Take the lines beginning with the one that contains "What data populates" and ending with the one that contains "Serialize everything readable", and set them down exactly. Omit all pictures.

[Extracted records]

┌──

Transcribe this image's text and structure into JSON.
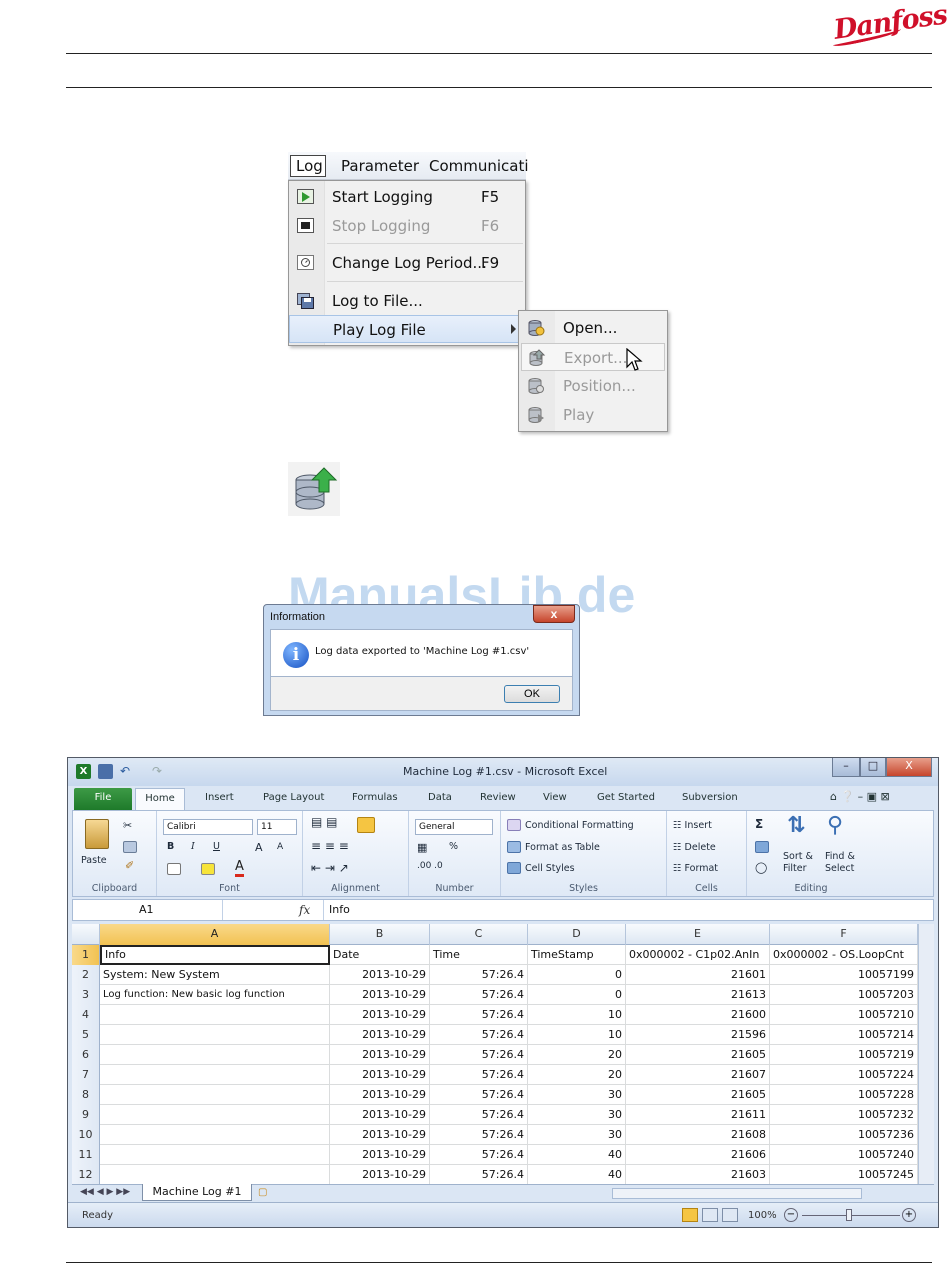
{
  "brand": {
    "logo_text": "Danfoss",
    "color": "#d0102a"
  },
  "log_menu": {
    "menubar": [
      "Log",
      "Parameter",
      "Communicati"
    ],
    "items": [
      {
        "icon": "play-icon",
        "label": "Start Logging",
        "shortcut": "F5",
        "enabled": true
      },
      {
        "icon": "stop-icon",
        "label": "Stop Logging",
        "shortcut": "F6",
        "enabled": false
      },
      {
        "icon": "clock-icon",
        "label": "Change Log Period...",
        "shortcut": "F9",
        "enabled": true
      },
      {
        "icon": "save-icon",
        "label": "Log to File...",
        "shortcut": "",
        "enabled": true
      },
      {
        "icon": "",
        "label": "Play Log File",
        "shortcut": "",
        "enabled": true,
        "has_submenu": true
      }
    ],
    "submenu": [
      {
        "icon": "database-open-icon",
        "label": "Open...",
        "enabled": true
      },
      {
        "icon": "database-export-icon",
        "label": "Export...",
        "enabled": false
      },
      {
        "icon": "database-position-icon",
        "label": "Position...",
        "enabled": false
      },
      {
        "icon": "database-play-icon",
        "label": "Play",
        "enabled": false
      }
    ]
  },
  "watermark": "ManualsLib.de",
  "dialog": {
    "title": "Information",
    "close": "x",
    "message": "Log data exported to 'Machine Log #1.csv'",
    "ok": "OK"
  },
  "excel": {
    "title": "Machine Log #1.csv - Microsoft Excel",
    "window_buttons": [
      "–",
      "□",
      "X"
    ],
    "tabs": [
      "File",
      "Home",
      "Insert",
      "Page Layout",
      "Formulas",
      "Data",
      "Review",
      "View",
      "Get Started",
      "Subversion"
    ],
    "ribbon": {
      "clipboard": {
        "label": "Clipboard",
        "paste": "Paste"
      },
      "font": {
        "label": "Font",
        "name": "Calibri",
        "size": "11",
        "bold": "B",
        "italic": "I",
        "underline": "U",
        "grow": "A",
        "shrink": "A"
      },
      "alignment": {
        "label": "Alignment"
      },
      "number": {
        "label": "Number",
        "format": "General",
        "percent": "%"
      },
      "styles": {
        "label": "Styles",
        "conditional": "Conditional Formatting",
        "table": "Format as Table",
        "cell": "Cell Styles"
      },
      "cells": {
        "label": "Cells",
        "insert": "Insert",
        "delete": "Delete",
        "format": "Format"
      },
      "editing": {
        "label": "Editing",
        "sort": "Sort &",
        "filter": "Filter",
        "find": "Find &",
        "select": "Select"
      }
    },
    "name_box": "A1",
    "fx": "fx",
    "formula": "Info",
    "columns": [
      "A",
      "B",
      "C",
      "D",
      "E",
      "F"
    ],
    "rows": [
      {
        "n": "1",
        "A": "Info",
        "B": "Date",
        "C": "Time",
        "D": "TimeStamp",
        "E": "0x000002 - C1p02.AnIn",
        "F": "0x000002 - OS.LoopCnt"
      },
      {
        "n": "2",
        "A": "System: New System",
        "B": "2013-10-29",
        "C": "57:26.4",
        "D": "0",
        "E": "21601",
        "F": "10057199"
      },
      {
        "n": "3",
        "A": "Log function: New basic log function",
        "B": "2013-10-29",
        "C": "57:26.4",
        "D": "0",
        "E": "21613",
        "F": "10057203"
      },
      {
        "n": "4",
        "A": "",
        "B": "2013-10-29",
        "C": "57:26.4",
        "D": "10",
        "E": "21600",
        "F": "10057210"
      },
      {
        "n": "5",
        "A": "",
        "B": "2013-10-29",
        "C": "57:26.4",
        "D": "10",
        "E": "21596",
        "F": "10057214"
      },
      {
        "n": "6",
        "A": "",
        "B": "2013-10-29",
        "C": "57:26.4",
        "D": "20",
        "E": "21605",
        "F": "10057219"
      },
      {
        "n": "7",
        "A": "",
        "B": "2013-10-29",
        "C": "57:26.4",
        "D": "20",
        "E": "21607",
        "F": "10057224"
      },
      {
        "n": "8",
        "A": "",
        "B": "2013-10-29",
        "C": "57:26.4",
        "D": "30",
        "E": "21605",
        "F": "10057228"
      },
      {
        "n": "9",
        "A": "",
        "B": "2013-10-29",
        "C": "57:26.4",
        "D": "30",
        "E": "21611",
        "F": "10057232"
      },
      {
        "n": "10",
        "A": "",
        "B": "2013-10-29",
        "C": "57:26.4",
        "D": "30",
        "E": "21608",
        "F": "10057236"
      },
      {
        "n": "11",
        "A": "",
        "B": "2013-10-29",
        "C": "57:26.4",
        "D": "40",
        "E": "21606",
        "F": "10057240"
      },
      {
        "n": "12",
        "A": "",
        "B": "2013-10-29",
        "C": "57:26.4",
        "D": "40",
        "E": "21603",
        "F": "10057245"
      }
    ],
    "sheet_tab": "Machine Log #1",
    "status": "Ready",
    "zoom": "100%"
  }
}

└──
┌──

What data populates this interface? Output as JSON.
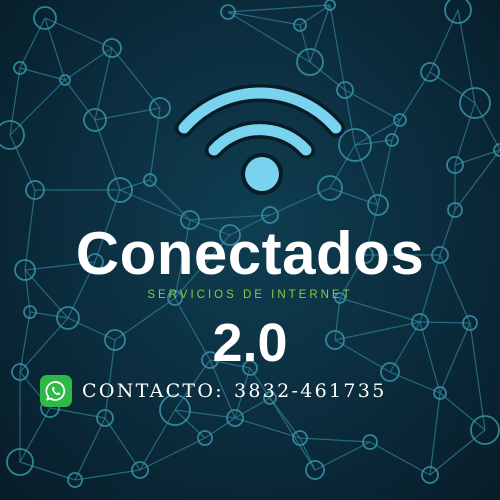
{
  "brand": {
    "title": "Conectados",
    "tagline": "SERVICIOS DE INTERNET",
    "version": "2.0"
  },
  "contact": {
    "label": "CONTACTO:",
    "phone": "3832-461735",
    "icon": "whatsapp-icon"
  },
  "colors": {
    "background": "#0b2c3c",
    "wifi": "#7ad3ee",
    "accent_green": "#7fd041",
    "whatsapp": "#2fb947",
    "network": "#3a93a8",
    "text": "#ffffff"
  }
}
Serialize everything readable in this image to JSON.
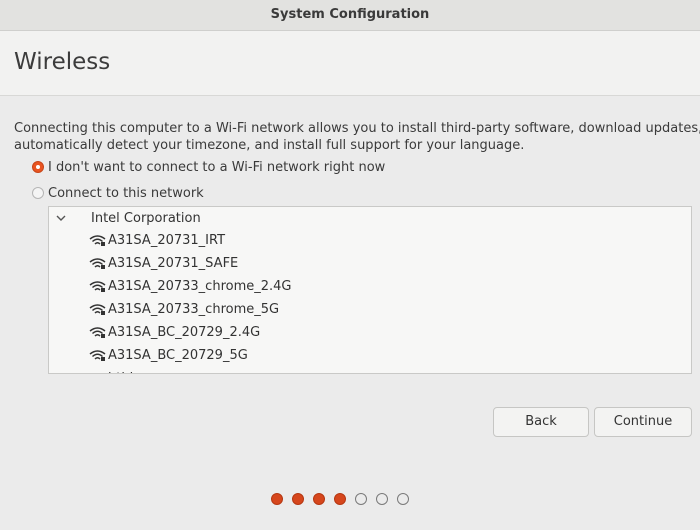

└──

§ TASK RESULT:
What data populates this interface? Output as JSON.
{
  "brand": {
    "title": "Conectados",
    "tagline": "SERVICIOS DE INTERNET",
    "version": "2.0"
  },
  "contact": {
    "label": "CONTACTO:",
    "phone": "3832-461735",
    "icon": "whatsapp-icon"
  },
  "colors": {
    "background": "#0b2c3c",
    "wifi": "#7ad3ee",
    "accent_green": "#7fd041",
    "whatsapp": "#2fb947",
    "network": "#3a93a8",
    "text": "#ffffff"
  }
}
Serialize everything readable in this image to JSON.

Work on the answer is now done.